> **Instruction**
Leave the pictures out and quote only the lines from the one with "What data populates" down to the end of the listing below.

> **Entries with figure data**

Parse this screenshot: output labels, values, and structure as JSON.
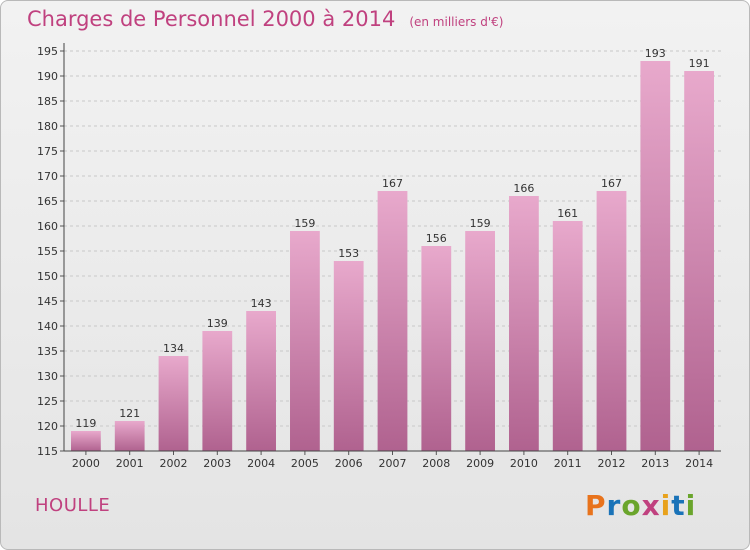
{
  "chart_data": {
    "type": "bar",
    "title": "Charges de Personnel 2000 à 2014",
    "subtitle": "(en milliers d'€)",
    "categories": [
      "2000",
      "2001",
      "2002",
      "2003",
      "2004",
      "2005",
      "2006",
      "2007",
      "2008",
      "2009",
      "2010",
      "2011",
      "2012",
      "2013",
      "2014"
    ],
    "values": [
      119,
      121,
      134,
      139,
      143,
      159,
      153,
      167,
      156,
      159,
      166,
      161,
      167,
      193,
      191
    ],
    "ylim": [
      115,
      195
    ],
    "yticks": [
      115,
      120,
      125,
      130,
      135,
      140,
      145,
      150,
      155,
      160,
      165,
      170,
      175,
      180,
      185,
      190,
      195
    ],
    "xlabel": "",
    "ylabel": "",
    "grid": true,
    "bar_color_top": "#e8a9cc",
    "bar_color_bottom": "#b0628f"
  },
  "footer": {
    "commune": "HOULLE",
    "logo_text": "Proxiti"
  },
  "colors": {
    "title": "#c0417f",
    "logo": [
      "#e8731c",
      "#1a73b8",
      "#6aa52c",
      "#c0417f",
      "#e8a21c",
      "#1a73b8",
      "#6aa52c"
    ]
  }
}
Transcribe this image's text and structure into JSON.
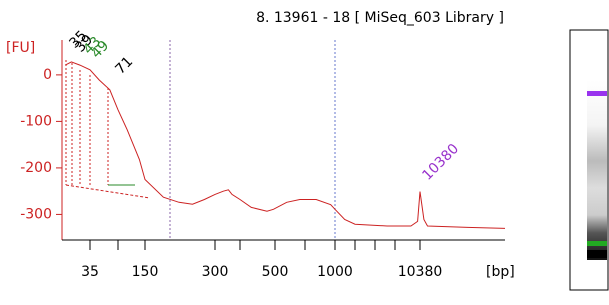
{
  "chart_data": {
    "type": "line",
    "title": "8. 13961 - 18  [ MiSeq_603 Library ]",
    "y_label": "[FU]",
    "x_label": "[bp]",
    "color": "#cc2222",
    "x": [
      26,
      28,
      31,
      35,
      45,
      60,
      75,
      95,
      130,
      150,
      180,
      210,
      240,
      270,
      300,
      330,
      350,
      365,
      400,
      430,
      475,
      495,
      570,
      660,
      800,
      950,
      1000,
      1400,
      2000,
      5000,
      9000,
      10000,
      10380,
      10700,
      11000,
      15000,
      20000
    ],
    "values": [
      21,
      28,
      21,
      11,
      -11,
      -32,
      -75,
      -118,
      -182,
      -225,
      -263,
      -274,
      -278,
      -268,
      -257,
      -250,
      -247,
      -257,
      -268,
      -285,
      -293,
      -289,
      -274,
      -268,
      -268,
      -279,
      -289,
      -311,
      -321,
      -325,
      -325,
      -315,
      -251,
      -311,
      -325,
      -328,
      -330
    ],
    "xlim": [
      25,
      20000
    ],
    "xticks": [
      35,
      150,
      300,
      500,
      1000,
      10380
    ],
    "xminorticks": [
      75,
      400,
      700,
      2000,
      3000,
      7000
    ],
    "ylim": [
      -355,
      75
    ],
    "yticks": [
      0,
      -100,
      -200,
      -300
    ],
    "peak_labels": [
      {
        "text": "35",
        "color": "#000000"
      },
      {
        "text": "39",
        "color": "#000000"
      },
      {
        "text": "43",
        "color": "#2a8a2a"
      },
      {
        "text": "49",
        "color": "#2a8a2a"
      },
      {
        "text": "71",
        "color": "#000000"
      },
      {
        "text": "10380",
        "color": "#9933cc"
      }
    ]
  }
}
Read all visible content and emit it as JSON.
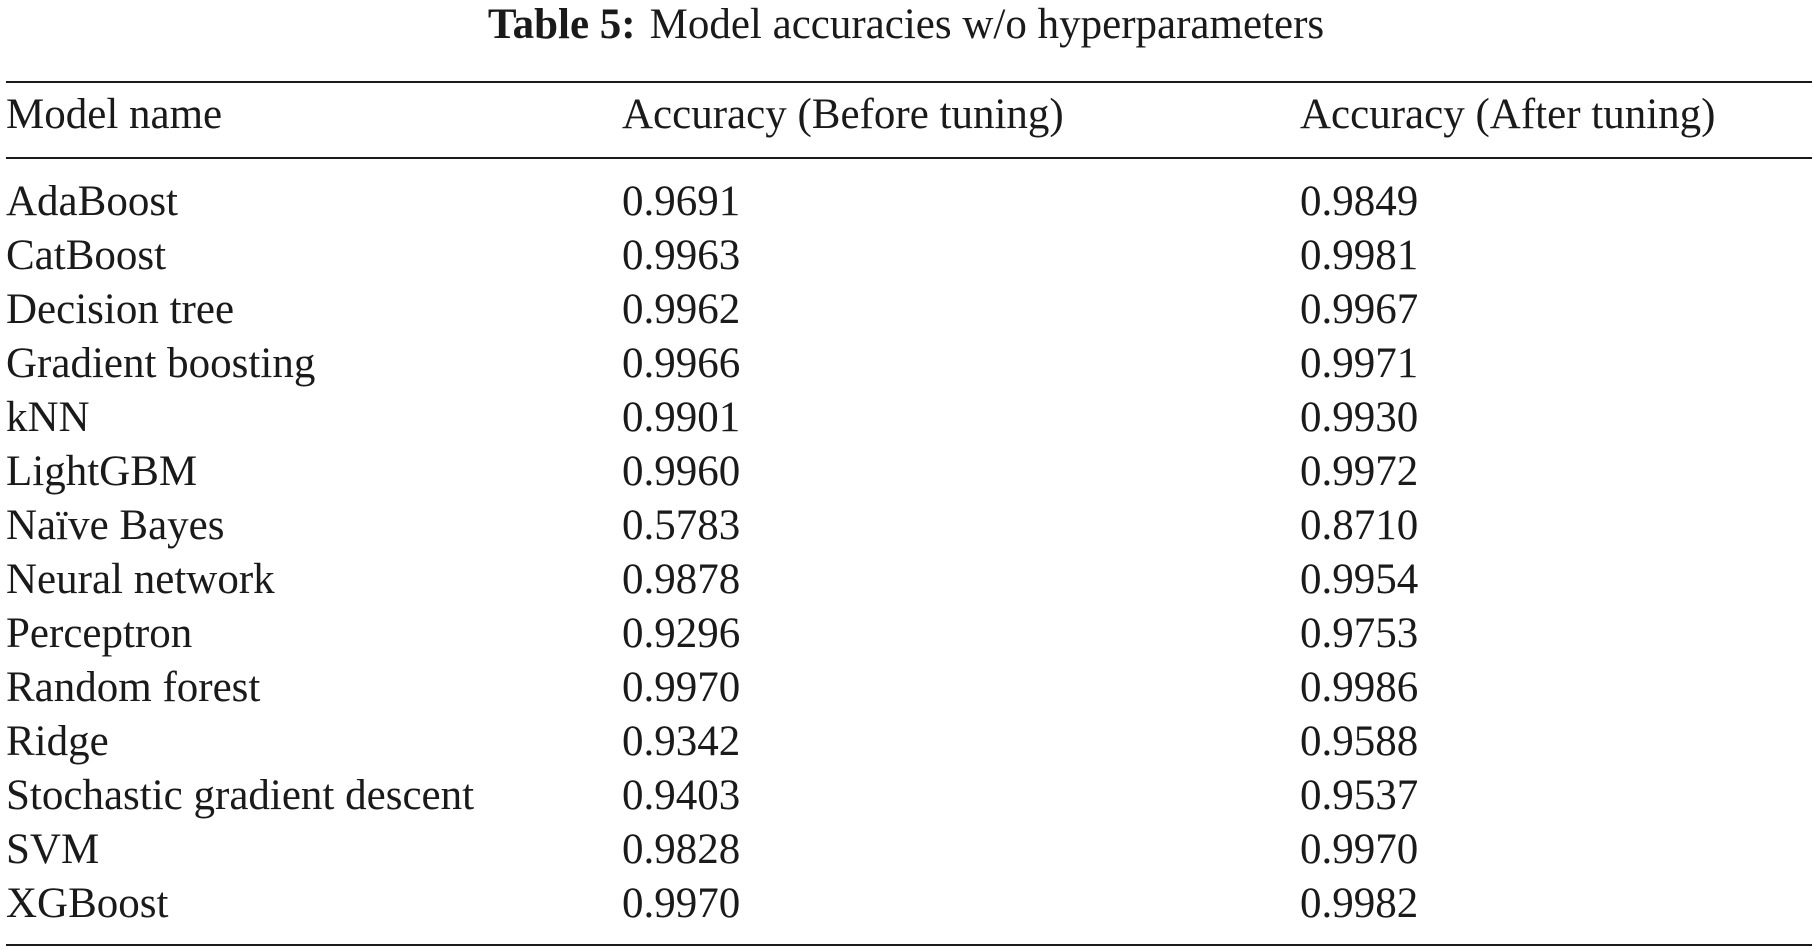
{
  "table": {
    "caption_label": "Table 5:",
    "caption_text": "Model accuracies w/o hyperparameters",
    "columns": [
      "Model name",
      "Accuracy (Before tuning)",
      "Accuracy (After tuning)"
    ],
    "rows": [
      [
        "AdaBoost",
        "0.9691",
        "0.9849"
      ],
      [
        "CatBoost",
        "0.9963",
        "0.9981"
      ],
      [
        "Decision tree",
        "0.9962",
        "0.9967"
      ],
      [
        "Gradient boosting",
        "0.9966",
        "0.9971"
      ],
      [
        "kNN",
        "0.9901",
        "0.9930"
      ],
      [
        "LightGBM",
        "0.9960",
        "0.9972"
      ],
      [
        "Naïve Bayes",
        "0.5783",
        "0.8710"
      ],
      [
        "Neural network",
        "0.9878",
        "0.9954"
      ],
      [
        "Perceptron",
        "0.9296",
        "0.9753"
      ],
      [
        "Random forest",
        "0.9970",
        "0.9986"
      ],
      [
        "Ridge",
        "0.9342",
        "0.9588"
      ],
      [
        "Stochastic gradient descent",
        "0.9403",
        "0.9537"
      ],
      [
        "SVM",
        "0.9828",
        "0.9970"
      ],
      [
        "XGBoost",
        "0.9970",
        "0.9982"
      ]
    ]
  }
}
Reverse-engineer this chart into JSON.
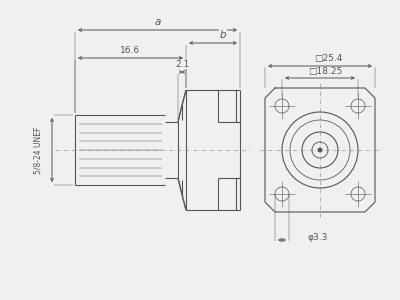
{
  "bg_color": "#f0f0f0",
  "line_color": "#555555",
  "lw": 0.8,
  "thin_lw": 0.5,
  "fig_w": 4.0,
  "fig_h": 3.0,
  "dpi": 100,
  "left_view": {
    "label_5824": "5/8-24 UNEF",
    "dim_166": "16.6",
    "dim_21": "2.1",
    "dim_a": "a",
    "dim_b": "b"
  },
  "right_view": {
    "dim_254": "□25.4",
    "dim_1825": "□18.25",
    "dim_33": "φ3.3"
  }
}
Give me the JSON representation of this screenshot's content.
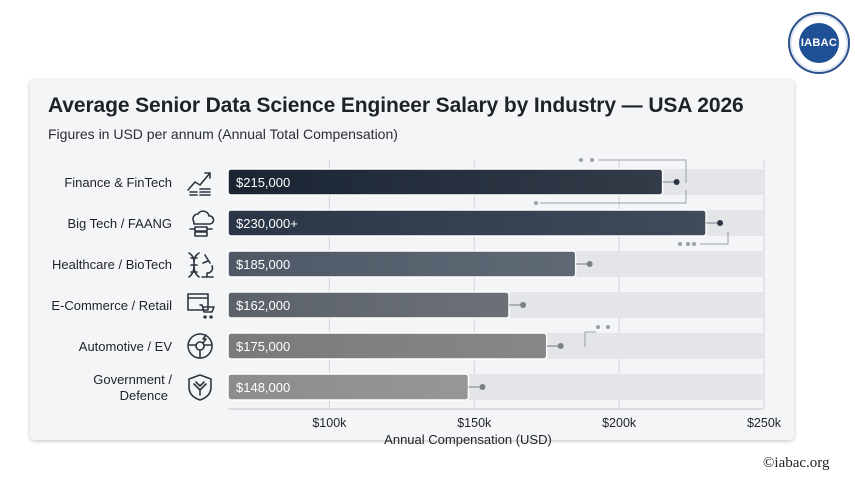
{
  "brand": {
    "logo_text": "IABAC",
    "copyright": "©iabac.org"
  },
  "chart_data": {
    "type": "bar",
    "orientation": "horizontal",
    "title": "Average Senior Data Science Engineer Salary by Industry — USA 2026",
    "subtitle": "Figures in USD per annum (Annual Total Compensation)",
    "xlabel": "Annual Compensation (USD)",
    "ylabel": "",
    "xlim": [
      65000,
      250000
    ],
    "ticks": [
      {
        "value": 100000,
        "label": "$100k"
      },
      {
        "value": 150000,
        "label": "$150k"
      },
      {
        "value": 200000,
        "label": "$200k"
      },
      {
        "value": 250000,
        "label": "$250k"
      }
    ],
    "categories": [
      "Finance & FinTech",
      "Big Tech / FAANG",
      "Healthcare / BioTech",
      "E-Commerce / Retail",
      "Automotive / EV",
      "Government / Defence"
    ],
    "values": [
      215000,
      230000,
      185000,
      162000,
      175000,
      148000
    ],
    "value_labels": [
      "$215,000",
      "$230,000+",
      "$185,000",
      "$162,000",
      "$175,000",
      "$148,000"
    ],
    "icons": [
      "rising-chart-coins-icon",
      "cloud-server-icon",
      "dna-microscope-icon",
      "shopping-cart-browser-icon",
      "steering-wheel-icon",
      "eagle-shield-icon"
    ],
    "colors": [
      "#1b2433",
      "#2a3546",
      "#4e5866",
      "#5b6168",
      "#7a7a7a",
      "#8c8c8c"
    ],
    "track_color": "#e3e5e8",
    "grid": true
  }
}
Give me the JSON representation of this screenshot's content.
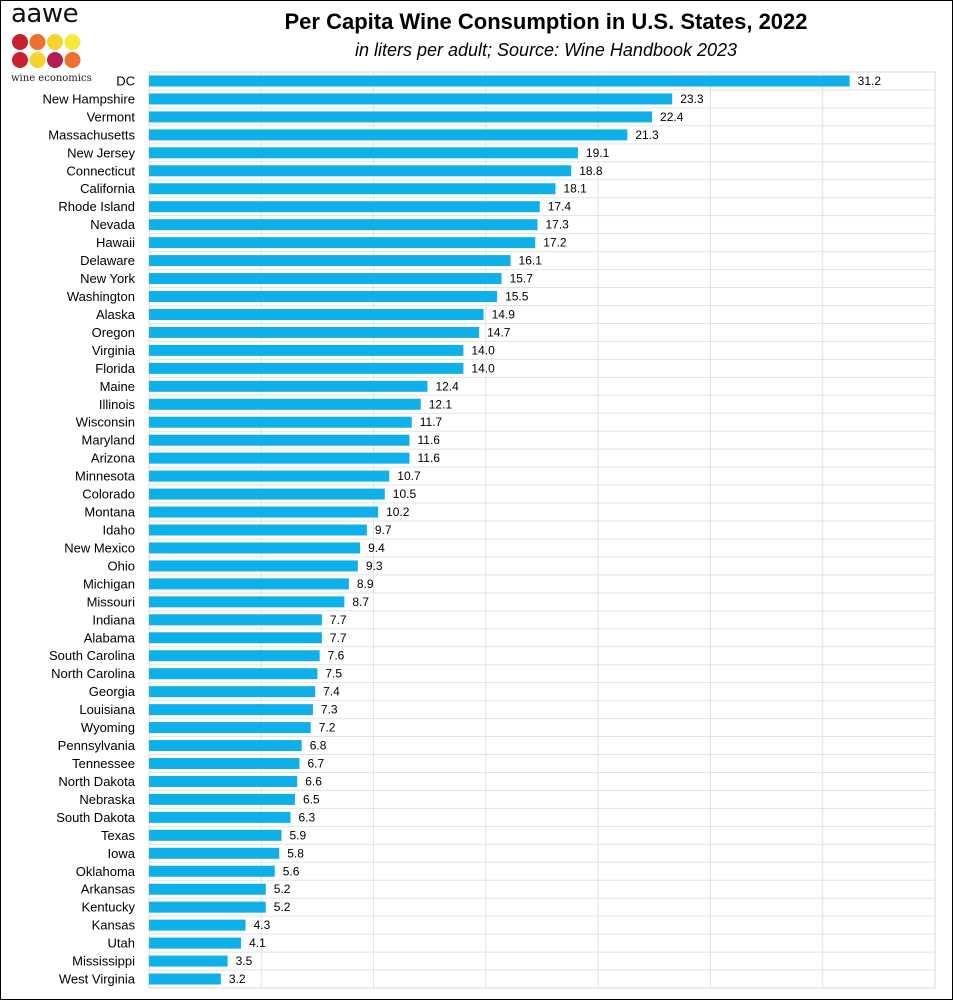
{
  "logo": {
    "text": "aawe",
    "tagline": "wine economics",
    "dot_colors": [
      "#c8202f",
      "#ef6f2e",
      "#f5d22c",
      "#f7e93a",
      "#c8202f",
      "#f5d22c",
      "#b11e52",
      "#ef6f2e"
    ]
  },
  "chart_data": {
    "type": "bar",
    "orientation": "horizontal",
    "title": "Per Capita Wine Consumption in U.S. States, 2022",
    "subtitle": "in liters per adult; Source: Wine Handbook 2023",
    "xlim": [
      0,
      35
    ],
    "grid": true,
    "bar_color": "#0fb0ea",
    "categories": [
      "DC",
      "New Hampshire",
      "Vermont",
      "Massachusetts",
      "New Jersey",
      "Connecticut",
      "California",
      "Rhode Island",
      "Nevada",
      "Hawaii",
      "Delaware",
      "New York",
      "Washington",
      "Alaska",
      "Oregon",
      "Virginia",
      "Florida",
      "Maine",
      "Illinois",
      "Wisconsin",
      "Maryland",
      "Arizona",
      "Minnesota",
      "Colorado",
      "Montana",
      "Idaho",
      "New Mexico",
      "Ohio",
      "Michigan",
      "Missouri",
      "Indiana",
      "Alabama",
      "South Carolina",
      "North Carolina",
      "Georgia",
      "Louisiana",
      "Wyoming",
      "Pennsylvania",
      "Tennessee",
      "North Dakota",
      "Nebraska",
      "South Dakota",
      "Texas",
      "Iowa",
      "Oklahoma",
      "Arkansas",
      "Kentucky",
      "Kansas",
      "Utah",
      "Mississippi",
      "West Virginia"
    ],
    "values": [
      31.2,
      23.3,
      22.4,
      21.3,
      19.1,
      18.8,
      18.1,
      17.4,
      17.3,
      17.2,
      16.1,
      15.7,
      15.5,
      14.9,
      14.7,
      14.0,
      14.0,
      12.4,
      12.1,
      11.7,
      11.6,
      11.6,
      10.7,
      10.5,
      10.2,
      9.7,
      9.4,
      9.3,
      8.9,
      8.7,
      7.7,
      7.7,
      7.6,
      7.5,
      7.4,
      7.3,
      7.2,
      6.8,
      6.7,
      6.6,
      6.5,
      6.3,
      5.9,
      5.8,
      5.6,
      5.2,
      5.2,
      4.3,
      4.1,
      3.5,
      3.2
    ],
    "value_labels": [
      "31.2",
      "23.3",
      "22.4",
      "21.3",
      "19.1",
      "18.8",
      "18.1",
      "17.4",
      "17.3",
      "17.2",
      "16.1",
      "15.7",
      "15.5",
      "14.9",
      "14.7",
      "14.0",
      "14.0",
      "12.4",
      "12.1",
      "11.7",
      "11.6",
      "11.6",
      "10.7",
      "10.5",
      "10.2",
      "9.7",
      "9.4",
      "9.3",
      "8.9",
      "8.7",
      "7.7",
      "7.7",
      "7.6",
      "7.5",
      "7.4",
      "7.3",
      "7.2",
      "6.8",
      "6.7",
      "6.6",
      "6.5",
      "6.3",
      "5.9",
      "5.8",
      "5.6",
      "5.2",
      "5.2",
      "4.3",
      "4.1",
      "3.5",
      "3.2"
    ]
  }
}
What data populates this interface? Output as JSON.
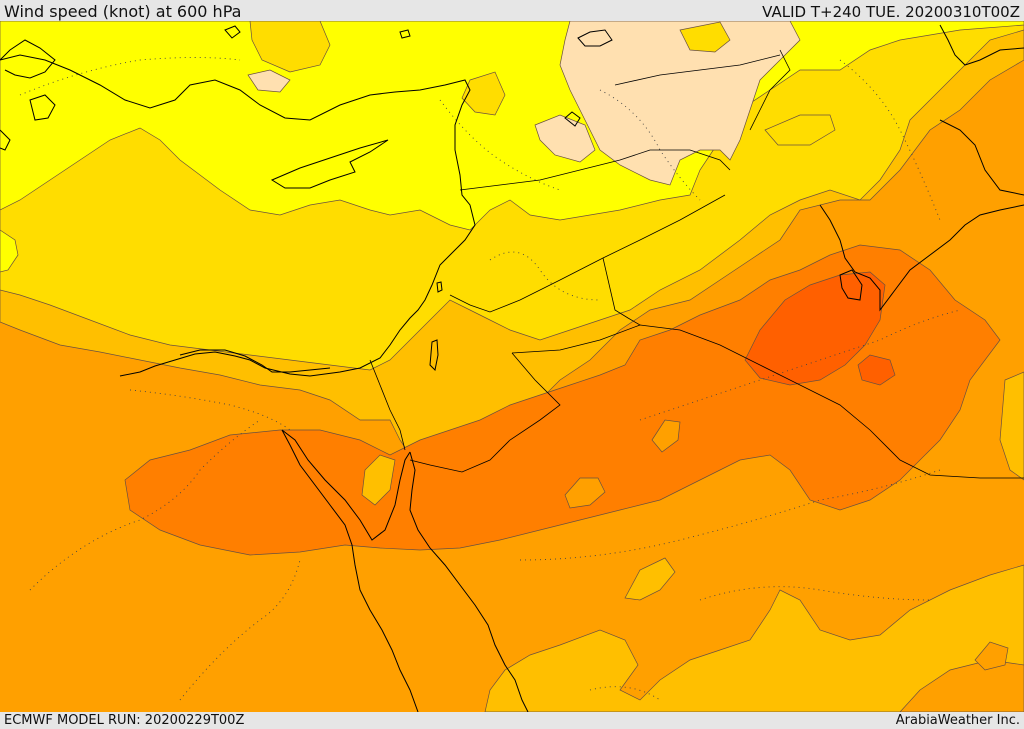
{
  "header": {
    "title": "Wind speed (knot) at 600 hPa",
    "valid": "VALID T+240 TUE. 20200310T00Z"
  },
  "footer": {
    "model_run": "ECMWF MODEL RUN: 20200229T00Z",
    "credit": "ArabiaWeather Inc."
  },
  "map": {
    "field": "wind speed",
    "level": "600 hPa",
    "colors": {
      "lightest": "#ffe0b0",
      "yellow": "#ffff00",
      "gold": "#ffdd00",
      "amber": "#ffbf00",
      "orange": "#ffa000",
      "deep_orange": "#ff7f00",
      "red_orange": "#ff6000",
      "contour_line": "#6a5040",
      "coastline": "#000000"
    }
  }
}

> **Expected answer**
What data populates this interface? Output as JSON.
{
  "header": {
    "title": "Wind speed (knot) at 600 hPa",
    "valid": "VALID T+240 TUE. 20200310T00Z"
  },
  "footer": {
    "model_run": "ECMWF MODEL RUN: 20200229T00Z",
    "credit": "ArabiaWeather Inc."
  },
  "map": {
    "field": "wind speed",
    "level": "600 hPa",
    "colors": {
      "lightest": "#ffe0b0",
      "yellow": "#ffff00",
      "gold": "#ffdd00",
      "amber": "#ffbf00",
      "orange": "#ffa000",
      "deep_orange": "#ff7f00",
      "red_orange": "#ff6000",
      "contour_line": "#6a5040",
      "coastline": "#000000"
    }
  }
}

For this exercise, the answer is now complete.